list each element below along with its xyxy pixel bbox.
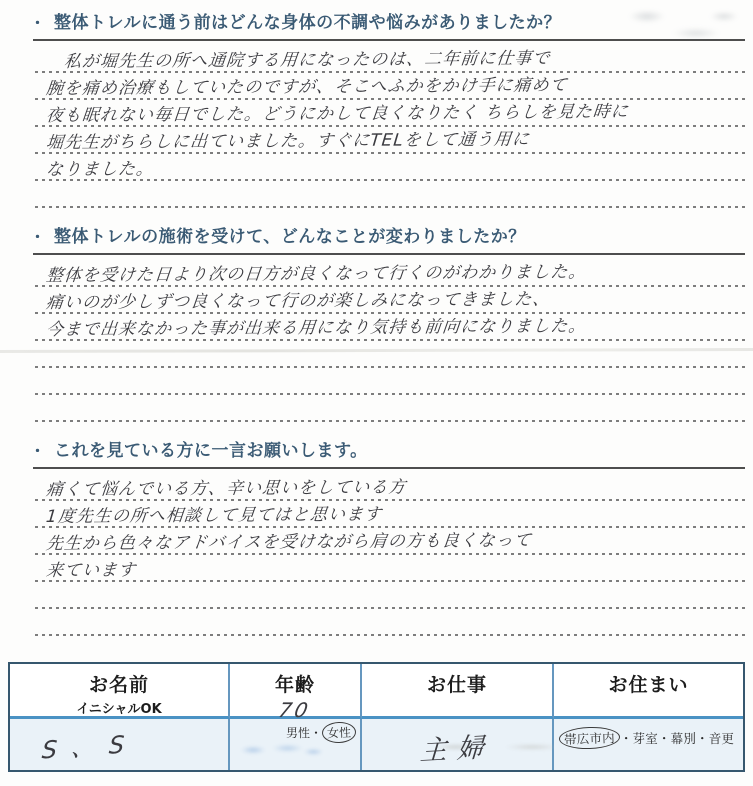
handwritten-answer: 整体を受けた日より次の日方が良くなって行くのがわかりました。 (45, 257, 588, 286)
value-cell-residence: 帯広市内・芽室・幕別・音更 (554, 719, 743, 770)
header-cell-job: お仕事 (362, 664, 554, 719)
header-cell-age: 年齢 70 (230, 664, 362, 719)
handwritten-answer: 私が堀先生の所へ通院する用になったのは、二年前に仕事で (63, 44, 552, 72)
handwritten-answer: 今まで出来なかった事が出来る用になり気持も前向になりました。 (45, 311, 588, 340)
question-1-underline (33, 39, 745, 41)
answer-line-empty (35, 609, 745, 636)
answer-line: 夜も眠れない毎日でした。どうにかして良くなりたく ちらしを見た時に (35, 100, 745, 127)
question-2: ・ 整体トレルの施術を受けて、どんなことが変わりましたか？ (30, 226, 743, 249)
answer-line-empty (35, 582, 745, 609)
respondent-profile-table: お名前 イニシャルOK 年齢 70 お仕事 お住まい S、S 男性・女性 主婦 (8, 662, 745, 772)
questionnaire-scan: ・ 整体トレルに通う前はどんな身体の不調や悩みがありましたか？ 私が堀先生の所へ… (0, 0, 753, 786)
answer-block-3: 痛くて悩んでいる方、辛い思いをしている方 1度先生の所へ相談して見てはと思います… (35, 471, 745, 636)
answer-line: 腕を痛め治療もしていたのですが、そこへふかをかけ手に痛めて (35, 73, 745, 100)
answer-line: 今まで出来なかった事が出来る用になり気持も前向になりました。 (35, 314, 745, 341)
residence-header-label: お住まい (554, 670, 743, 697)
residence-other-options: ・芽室・幕別・音更 (620, 731, 734, 746)
question-1-label: 整体トレルに通う前はどんな身体の不調や悩みがありましたか？ (54, 12, 561, 35)
circled-option-obihiro: 帯広市内 (559, 726, 621, 750)
question-3-label: これを見ている方に一言お願いします。 (54, 440, 368, 463)
question-section-2: ・ 整体トレルの施術を受けて、どんなことが変わりましたか？ 整体を受けた日より次… (0, 226, 753, 422)
header-cell-residence: お住まい (554, 664, 743, 719)
answer-line: 堀先生がちらしに出ていました。すぐにTELをして通う用に (35, 127, 745, 154)
answer-block-2: 整体を受けた日より次の日方が良くなって行くのがわかりました。 痛いのが少しずつ良… (35, 257, 745, 422)
handwritten-name-initials: S、S (41, 724, 140, 766)
handwritten-answer: 堀先生がちらしに出ていました。すぐにTELをして通う用に (45, 125, 531, 153)
bullet-icon: ・ (30, 226, 54, 249)
answer-line: 痛くて悩んでいる方、辛い思いをしている方 (35, 471, 745, 501)
gender-options: 男性・女性 (286, 722, 356, 743)
bullet-icon: ・ (30, 12, 54, 35)
answer-block-1: 私が堀先生の所へ通院する用になったのは、二年前に仕事で 腕を痛め治療もしていたの… (35, 43, 745, 208)
handwritten-answer: 来ています (45, 555, 138, 581)
header-cell-name: お名前 イニシャルOK (10, 664, 230, 719)
handwritten-job-value: 主婦 (419, 725, 495, 768)
value-cell-gender: 男性・女性 (230, 719, 362, 770)
ink-bleedthrough-artifact (236, 741, 322, 759)
handwritten-answer: 痛いのが少しずつ良くなって行のが楽しみになってきました、 (45, 284, 552, 313)
handwritten-answer: 夜も眠れない毎日でした。どうにかして良くなりたく ちらしを見た時に (45, 97, 630, 126)
handwritten-answer: 1度先生の所へ相談して見てはと思います (45, 500, 384, 527)
answer-line: 1度先生の所へ相談して見てはと思います (35, 501, 745, 528)
residence-options: 帯広市内・芽室・幕別・音更 (559, 727, 734, 749)
question-3: ・ これを見ている方に一言お願いします。 (30, 440, 743, 463)
answer-line: 私が堀先生の所へ通院する用になったのは、二年前に仕事で (35, 43, 745, 73)
answer-line: 整体を受けた日より次の日方が良くなって行くのがわかりました。 (35, 257, 745, 287)
answer-line: 痛いのが少しずつ良くなって行のが楽しみになってきました、 (35, 287, 745, 314)
name-header-subnote: イニシャルOK (10, 698, 228, 717)
value-cell-name: S、S (10, 719, 230, 770)
question-3-underline (33, 467, 745, 469)
name-header-label: お名前 (10, 670, 228, 697)
answer-line-empty (35, 181, 745, 208)
handwritten-answer: 腕を痛め治療もしていたのですが、そこへふかをかけ手に痛めて (45, 70, 569, 99)
handwritten-answer: 痛くて悩んでいる方、辛い思いをしている方 (45, 472, 408, 500)
answer-line: 来ています (35, 555, 745, 582)
question-section-1: ・ 整体トレルに通う前はどんな身体の不調や悩みがありましたか？ 私が堀先生の所へ… (0, 0, 753, 208)
question-section-3: ・ これを見ている方に一言お願いします。 痛くて悩んでいる方、辛い思いをしている… (0, 440, 753, 636)
job-header-label: お仕事 (362, 670, 552, 697)
bullet-icon: ・ (30, 440, 54, 463)
value-cell-job: 主婦 (362, 719, 554, 770)
answer-line: なりました。 (35, 154, 745, 181)
answer-line: 先生から色々なアドバイスを受けながら肩の方も良くなって (35, 528, 745, 555)
question-2-label: 整体トレルの施術を受けて、どんなことが変わりましたか？ (54, 226, 526, 249)
answer-line-empty (35, 341, 745, 368)
question-1: ・ 整体トレルに通う前はどんな身体の不調や悩みがありましたか？ (30, 12, 743, 35)
answer-line-empty (35, 395, 745, 422)
handwritten-answer: 先生から色々なアドバイスを受けながら肩の方も良くなって (45, 526, 533, 554)
question-2-underline (33, 253, 745, 255)
handwritten-answer: なりました。 (45, 154, 156, 180)
circled-option-female: 女性 (322, 721, 357, 743)
age-header-label: 年齢 (230, 670, 360, 697)
gender-option-male: 男性・ (286, 726, 322, 740)
answer-line-empty (35, 368, 745, 395)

● ● ● ● ●

WHAT THE TASK REQUIRES. Copy out all of the lines above without changing any wording, and leave out the pictures.

FULL ANSWER.
list each element below along with its xyxy pixel bbox.
handwritten-answer: 整体を受けた日より次の日方が良くなって行くのがわかりました。 (45, 257, 588, 286)
value-cell-residence: 帯広市内・芽室・幕別・音更 (554, 719, 743, 770)
header-cell-job: お仕事 (362, 664, 554, 719)
header-cell-age: 年齢 70 (230, 664, 362, 719)
handwritten-answer: 私が堀先生の所へ通院する用になったのは、二年前に仕事で (63, 44, 552, 72)
handwritten-answer: 今まで出来なかった事が出来る用になり気持も前向になりました。 (45, 311, 588, 340)
question-1-underline (33, 39, 745, 41)
answer-line-empty (35, 609, 745, 636)
answer-line: 夜も眠れない毎日でした。どうにかして良くなりたく ちらしを見た時に (35, 100, 745, 127)
question-2: ・ 整体トレルの施術を受けて、どんなことが変わりましたか？ (30, 226, 743, 249)
answer-line-empty (35, 582, 745, 609)
respondent-profile-table: お名前 イニシャルOK 年齢 70 お仕事 お住まい S、S 男性・女性 主婦 (8, 662, 745, 772)
questionnaire-scan: ・ 整体トレルに通う前はどんな身体の不調や悩みがありましたか？ 私が堀先生の所へ… (0, 0, 753, 786)
answer-block-3: 痛くて悩んでいる方、辛い思いをしている方 1度先生の所へ相談して見てはと思います… (35, 471, 745, 636)
answer-line: 腕を痛め治療もしていたのですが、そこへふかをかけ手に痛めて (35, 73, 745, 100)
answer-line: 今まで出来なかった事が出来る用になり気持も前向になりました。 (35, 314, 745, 341)
residence-header-label: お住まい (554, 670, 743, 697)
residence-other-options: ・芽室・幕別・音更 (620, 731, 734, 746)
question-1-label: 整体トレルに通う前はどんな身体の不調や悩みがありましたか？ (54, 12, 561, 35)
circled-option-obihiro: 帯広市内 (559, 726, 621, 750)
question-3-label: これを見ている方に一言お願いします。 (54, 440, 368, 463)
question-section-2: ・ 整体トレルの施術を受けて、どんなことが変わりましたか？ 整体を受けた日より次… (0, 226, 753, 422)
header-cell-residence: お住まい (554, 664, 743, 719)
answer-line: 堀先生がちらしに出ていました。すぐにTELをして通う用に (35, 127, 745, 154)
answer-block-2: 整体を受けた日より次の日方が良くなって行くのがわかりました。 痛いのが少しずつ良… (35, 257, 745, 422)
handwritten-name-initials: S、S (41, 724, 140, 766)
handwritten-answer: 堀先生がちらしに出ていました。すぐにTELをして通う用に (45, 125, 531, 153)
bullet-icon: ・ (30, 226, 54, 249)
answer-line: 痛くて悩んでいる方、辛い思いをしている方 (35, 471, 745, 501)
gender-options: 男性・女性 (286, 722, 356, 743)
bullet-icon: ・ (30, 12, 54, 35)
answer-block-1: 私が堀先生の所へ通院する用になったのは、二年前に仕事で 腕を痛め治療もしていたの… (35, 43, 745, 208)
handwritten-answer: 来ています (45, 555, 138, 581)
header-cell-name: お名前 イニシャルOK (10, 664, 230, 719)
handwritten-job-value: 主婦 (419, 725, 495, 768)
value-cell-gender: 男性・女性 (230, 719, 362, 770)
ink-bleedthrough-artifact (236, 741, 322, 759)
handwritten-answer: 痛いのが少しずつ良くなって行のが楽しみになってきました、 (45, 284, 552, 313)
handwritten-answer: 夜も眠れない毎日でした。どうにかして良くなりたく ちらしを見た時に (45, 97, 630, 126)
handwritten-answer: 1度先生の所へ相談して見てはと思います (45, 500, 384, 527)
answer-line: 1度先生の所へ相談して見てはと思います (35, 501, 745, 528)
residence-options: 帯広市内・芽室・幕別・音更 (559, 727, 734, 749)
question-3: ・ これを見ている方に一言お願いします。 (30, 440, 743, 463)
answer-line: 私が堀先生の所へ通院する用になったのは、二年前に仕事で (35, 43, 745, 73)
answer-line: 整体を受けた日より次の日方が良くなって行くのがわかりました。 (35, 257, 745, 287)
answer-line: 痛いのが少しずつ良くなって行のが楽しみになってきました、 (35, 287, 745, 314)
name-header-subnote: イニシャルOK (10, 698, 228, 717)
value-cell-name: S、S (10, 719, 230, 770)
question-3-underline (33, 467, 745, 469)
name-header-label: お名前 (10, 670, 228, 697)
answer-line-empty (35, 181, 745, 208)
handwritten-answer: 腕を痛め治療もしていたのですが、そこへふかをかけ手に痛めて (45, 70, 569, 99)
handwritten-answer: 痛くて悩んでいる方、辛い思いをしている方 (45, 472, 408, 500)
answer-line: 来ています (35, 555, 745, 582)
question-section-1: ・ 整体トレルに通う前はどんな身体の不調や悩みがありましたか？ 私が堀先生の所へ… (0, 0, 753, 208)
question-section-3: ・ これを見ている方に一言お願いします。 痛くて悩んでいる方、辛い思いをしている… (0, 440, 753, 636)
job-header-label: お仕事 (362, 670, 552, 697)
bullet-icon: ・ (30, 440, 54, 463)
value-cell-job: 主婦 (362, 719, 554, 770)
answer-line: なりました。 (35, 154, 745, 181)
answer-line: 先生から色々なアドバイスを受けながら肩の方も良くなって (35, 528, 745, 555)
question-2-label: 整体トレルの施術を受けて、どんなことが変わりましたか？ (54, 226, 526, 249)
answer-line-empty (35, 341, 745, 368)
question-1: ・ 整体トレルに通う前はどんな身体の不調や悩みがありましたか？ (30, 12, 743, 35)
answer-line-empty (35, 395, 745, 422)
handwritten-answer: 先生から色々なアドバイスを受けながら肩の方も良くなって (45, 526, 533, 554)
question-2-underline (33, 253, 745, 255)
handwritten-answer: なりました。 (45, 154, 156, 180)
circled-option-female: 女性 (322, 721, 357, 743)
age-header-label: 年齢 (230, 670, 360, 697)
gender-option-male: 男性・ (286, 726, 322, 740)
answer-line-empty (35, 368, 745, 395)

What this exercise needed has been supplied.